Task to complete
Find every line below that contains the word "petals" and copy it out.

━━━━━ Data rows

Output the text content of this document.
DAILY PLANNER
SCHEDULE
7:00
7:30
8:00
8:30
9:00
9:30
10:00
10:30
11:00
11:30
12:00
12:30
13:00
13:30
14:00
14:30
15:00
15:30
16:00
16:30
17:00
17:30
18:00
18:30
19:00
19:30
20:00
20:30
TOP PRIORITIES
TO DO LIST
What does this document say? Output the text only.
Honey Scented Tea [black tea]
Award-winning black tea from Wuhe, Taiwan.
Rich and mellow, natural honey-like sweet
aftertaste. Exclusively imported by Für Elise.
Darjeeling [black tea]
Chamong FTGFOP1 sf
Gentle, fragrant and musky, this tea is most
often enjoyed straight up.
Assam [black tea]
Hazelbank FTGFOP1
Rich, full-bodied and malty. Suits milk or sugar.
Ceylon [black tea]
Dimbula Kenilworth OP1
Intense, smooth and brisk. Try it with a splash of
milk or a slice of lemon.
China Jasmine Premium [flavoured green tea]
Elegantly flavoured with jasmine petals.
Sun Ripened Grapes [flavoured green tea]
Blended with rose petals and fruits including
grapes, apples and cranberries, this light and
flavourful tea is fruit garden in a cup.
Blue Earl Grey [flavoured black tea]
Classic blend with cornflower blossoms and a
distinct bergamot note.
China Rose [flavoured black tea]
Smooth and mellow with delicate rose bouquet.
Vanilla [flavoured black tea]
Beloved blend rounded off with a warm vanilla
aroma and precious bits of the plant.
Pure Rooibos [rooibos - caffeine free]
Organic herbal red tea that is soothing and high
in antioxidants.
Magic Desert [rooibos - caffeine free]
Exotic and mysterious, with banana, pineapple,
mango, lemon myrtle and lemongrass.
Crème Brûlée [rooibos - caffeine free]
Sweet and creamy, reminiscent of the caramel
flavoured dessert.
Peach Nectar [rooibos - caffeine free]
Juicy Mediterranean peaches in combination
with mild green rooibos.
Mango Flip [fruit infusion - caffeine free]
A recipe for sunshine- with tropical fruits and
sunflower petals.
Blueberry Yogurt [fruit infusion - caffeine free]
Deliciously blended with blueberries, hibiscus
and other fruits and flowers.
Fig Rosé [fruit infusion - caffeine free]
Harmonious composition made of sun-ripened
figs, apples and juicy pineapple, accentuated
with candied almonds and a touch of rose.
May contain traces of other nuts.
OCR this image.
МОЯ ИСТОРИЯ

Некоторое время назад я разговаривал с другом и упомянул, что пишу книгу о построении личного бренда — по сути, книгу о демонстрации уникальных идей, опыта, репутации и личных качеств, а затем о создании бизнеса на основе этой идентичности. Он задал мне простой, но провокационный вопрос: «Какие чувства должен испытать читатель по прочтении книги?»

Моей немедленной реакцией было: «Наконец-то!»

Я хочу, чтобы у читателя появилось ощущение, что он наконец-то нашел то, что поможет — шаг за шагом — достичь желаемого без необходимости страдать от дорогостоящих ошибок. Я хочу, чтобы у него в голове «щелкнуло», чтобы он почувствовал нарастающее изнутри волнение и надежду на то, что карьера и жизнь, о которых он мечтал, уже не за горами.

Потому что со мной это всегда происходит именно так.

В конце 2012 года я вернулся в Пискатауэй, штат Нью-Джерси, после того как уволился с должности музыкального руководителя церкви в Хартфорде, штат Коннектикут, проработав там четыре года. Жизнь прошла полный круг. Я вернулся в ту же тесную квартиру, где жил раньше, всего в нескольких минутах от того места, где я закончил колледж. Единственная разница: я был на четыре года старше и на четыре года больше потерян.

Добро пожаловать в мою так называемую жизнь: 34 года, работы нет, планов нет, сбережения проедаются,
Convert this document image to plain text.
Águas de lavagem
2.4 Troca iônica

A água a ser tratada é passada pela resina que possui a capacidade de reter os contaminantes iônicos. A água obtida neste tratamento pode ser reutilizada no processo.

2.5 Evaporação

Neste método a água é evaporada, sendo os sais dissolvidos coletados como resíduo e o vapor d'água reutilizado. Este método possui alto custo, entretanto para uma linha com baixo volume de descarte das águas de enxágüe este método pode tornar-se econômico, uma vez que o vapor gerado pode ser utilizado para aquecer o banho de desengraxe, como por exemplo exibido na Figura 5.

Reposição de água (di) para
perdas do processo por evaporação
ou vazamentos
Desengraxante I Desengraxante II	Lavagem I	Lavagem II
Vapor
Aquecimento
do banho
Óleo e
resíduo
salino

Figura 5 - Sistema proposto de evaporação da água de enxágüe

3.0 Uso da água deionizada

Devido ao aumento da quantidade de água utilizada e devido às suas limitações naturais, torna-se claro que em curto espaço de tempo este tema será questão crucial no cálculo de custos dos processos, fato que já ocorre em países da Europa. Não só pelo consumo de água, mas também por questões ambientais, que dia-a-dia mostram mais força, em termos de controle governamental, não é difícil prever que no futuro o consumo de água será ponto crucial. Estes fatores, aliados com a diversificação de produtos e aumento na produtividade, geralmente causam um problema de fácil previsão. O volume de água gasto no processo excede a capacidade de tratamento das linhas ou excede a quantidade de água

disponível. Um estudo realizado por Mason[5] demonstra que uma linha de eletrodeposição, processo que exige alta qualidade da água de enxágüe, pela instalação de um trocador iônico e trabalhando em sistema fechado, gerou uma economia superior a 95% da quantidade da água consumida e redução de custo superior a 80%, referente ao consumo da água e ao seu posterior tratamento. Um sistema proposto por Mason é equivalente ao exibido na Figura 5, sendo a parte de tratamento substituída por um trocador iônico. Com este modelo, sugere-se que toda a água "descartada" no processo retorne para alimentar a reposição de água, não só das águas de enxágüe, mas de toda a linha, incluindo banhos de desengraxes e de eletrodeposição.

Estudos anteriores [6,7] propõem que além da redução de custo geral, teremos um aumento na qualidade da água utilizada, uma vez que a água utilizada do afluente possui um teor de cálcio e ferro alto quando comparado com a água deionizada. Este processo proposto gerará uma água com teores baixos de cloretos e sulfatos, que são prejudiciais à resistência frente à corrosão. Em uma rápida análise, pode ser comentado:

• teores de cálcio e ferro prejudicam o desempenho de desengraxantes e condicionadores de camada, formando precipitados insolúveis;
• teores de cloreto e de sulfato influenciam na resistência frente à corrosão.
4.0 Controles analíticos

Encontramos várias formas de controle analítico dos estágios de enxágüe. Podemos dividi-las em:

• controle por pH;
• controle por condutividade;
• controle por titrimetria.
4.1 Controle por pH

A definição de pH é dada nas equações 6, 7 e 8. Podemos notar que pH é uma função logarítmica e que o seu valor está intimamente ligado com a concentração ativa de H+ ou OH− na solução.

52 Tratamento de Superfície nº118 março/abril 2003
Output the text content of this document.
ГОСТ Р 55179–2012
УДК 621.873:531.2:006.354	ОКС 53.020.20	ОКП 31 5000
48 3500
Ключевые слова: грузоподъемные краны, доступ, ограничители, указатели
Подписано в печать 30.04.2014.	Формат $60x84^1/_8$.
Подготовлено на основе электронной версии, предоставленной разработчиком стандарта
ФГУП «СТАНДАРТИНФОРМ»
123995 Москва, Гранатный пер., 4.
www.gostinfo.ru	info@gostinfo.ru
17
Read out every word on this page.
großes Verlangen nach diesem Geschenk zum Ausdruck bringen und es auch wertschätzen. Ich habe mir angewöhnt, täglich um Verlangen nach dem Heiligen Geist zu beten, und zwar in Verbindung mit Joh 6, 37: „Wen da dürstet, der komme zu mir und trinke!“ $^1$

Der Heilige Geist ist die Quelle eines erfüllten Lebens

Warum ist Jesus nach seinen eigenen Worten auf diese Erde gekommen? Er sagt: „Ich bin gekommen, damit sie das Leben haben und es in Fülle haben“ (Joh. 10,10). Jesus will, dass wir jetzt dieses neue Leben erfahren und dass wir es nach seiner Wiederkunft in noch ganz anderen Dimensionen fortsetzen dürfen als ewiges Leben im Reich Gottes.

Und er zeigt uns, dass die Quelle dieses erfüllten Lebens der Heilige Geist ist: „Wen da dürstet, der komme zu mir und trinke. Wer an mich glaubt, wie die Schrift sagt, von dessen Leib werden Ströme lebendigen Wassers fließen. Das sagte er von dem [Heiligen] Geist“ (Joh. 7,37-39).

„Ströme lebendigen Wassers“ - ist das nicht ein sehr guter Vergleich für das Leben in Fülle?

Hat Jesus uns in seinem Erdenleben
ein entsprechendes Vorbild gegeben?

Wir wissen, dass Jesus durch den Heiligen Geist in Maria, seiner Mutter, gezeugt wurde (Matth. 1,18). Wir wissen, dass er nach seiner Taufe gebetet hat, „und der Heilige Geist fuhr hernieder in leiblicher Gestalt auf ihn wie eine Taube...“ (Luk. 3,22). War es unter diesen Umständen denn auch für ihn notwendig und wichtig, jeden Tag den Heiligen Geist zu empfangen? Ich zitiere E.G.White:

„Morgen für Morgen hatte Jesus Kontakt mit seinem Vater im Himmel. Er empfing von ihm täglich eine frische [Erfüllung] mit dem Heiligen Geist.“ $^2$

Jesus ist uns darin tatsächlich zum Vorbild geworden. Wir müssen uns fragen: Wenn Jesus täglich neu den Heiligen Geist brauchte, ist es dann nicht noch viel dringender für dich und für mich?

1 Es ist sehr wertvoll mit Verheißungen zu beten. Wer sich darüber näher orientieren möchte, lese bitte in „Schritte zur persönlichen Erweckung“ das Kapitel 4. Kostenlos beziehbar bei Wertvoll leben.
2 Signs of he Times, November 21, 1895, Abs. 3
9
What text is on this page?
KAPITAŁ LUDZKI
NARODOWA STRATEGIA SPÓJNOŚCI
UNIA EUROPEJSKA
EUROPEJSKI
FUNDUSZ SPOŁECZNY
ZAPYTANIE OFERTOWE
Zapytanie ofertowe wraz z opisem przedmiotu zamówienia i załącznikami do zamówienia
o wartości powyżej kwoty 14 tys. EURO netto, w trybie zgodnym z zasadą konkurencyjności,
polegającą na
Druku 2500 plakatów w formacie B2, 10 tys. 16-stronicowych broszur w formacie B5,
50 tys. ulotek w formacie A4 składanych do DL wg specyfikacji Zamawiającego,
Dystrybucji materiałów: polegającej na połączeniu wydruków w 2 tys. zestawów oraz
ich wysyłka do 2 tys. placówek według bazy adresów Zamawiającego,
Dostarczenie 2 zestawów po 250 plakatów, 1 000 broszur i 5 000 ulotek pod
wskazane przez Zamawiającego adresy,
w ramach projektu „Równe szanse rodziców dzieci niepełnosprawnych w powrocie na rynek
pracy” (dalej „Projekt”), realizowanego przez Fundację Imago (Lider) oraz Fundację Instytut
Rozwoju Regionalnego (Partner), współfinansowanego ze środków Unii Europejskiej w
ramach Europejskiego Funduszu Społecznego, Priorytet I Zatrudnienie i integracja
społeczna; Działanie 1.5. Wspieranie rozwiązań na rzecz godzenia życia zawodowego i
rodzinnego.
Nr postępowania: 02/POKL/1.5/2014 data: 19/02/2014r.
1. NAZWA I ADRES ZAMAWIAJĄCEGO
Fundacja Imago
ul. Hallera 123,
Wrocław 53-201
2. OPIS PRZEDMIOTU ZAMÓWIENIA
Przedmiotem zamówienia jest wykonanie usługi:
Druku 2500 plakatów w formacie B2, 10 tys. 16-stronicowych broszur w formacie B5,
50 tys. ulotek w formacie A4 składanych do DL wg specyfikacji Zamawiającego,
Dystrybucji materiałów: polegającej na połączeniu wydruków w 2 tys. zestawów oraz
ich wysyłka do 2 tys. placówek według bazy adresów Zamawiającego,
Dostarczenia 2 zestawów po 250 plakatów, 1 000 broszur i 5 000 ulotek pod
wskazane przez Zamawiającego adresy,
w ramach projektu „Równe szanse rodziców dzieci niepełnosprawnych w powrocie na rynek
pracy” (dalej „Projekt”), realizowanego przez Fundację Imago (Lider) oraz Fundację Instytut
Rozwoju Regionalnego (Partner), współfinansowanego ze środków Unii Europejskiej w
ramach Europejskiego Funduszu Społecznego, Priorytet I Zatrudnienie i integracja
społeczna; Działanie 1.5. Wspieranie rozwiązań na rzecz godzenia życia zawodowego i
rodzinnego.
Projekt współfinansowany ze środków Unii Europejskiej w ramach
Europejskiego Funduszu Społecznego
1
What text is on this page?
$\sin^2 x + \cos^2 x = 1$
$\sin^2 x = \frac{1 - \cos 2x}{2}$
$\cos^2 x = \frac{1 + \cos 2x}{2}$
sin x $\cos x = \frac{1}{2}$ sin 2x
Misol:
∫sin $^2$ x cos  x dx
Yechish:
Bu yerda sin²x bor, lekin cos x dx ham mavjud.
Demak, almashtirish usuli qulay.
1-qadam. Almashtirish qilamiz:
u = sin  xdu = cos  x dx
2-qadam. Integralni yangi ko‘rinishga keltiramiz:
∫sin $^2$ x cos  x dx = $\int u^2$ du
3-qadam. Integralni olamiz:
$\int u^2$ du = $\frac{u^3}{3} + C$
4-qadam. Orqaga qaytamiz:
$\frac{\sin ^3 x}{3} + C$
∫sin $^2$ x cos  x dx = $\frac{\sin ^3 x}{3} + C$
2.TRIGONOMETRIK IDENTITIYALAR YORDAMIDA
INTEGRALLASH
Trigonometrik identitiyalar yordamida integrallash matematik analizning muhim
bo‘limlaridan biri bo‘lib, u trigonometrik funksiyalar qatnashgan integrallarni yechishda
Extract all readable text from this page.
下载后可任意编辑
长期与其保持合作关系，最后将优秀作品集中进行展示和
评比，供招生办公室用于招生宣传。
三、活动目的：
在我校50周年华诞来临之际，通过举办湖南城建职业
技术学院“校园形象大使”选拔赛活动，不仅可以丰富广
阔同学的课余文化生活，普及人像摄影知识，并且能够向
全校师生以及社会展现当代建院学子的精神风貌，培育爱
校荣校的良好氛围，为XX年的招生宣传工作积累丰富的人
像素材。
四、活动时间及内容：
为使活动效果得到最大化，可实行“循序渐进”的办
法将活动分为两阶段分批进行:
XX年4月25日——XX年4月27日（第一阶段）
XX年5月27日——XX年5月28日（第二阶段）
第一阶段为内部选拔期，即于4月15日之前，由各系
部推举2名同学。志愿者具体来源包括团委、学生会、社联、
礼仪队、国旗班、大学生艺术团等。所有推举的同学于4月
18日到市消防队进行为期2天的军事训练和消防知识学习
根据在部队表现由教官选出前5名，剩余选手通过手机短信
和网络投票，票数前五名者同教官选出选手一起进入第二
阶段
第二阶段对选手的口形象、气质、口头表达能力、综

━━━━━━━━━━

Reply
Elegantly flavoured with jasmine petals.
Blended with rose petals and fruits including
sunflower petals.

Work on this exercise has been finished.